[Estratto]
*-*-*

SEBASTIANO DE COTES R. M. L. L. ANDREAS GVERRERO DE TORRES VT
FISCVS = IANVARIVS CECERE ACTVARIVS
La pandetta di Sprondasino rappresenta un documento di notevole valore per la ricostruzione dei sistemi fiscali adoperati dai feudatari per la gestione delle gabelle sui punti di maggiore interesse nelle strade dell’interno molisano. Anche nei luoghi apparentemente più sperduti come quello in cui si trovava la nostra.
Il tariffario è reso in maniera semplificata e fissa una tariffa generica di un grano e mezzo per ogni mercanzia trasportata e per ogni persona a piedi o a cavallo che utilizzi il “passo”.
Stabilisce che la valutazione del pedaggio delle “morre” di animali avvenga in ragione delle loro dimensioni e in proporzione percentuale determinando in venticinque grani il pedaggio per i piccoli (pecore, castrati, porci, capre e “altri animali minuti”, e in cinque carlini per ogni centinaio di “vaccini ed altri animali grossi”.

*-*-*

[Materiale estratto]
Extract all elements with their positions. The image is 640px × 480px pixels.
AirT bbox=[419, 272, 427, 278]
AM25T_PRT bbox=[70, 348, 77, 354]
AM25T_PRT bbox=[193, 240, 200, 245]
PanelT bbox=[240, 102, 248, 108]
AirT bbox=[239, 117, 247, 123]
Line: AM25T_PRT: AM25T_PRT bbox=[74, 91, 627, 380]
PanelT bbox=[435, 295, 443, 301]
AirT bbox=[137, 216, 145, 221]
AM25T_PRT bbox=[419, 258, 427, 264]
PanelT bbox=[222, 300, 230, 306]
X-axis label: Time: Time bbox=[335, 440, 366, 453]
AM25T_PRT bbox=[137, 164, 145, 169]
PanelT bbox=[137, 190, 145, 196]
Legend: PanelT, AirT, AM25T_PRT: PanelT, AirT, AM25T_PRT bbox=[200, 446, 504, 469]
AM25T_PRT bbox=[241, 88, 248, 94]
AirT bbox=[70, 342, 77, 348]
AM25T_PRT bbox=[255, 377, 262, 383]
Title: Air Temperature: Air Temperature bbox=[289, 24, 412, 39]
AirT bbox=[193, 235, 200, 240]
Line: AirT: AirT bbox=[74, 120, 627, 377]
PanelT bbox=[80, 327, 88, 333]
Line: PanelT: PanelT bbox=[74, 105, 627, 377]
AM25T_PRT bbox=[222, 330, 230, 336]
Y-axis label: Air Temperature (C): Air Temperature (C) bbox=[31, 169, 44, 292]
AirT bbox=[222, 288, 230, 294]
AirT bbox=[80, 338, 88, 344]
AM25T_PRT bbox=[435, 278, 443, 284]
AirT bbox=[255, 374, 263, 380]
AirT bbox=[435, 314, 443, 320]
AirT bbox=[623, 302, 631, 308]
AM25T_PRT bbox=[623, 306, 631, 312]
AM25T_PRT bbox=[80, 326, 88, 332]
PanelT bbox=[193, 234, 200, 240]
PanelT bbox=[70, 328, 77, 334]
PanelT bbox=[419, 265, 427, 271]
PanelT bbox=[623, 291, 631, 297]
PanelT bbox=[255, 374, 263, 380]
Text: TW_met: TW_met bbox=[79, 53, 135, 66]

*-*-*

[Compiti da svolgere]
• a. Indica se ciascuna di queste affermazioni concorda con l'estratto sulla pandetta di Sprondasino, rispondendo sì o no e citando le parole decisive del testo: (i) la tariffa generica è di un grano e mezzo per ogni mercanzia trasportata; (ii) chi passa a cavallo paga cinque carlini; (iii) il pedaggio per gli animali piccoli è fissato in venticinque grani.
• b. Restituisci, copiandola fedelmente dall'estratto, la parte che comincia con "SEBASTIANO DE COTES" e termina con "trovava la nostra.".

[Compiti risolti]
• a.
(i) Sì: "fissa una tariffa generica di un grano e mezzo per ogni mercanzia trasportata".
(ii) No: "un grano e mezzo per ogni mercanzia trasportata e per ogni persona a piedi o a cavallo che utilizzi il “passo”".
(iii) Sì: "determinando in venticinque grani il pedaggio per i piccoli".

• b.
SEBASTIANO DE COTES R. M. L. L. ANDREAS GVERRERO DE TORRES VT
FISCVS = IANVARIVS CECERE ACTVARIVS
La pandetta di Sprondasino rappresenta un documento di notevole valore per la ricostruzione dei sistemi fiscali adoperati dai feudatari per la gestione delle gabelle sui punti di maggiore interesse nelle strade dell’interno molisano. Anche nei luoghi apparentemente più sperduti come quello in cui si trovava la nostra.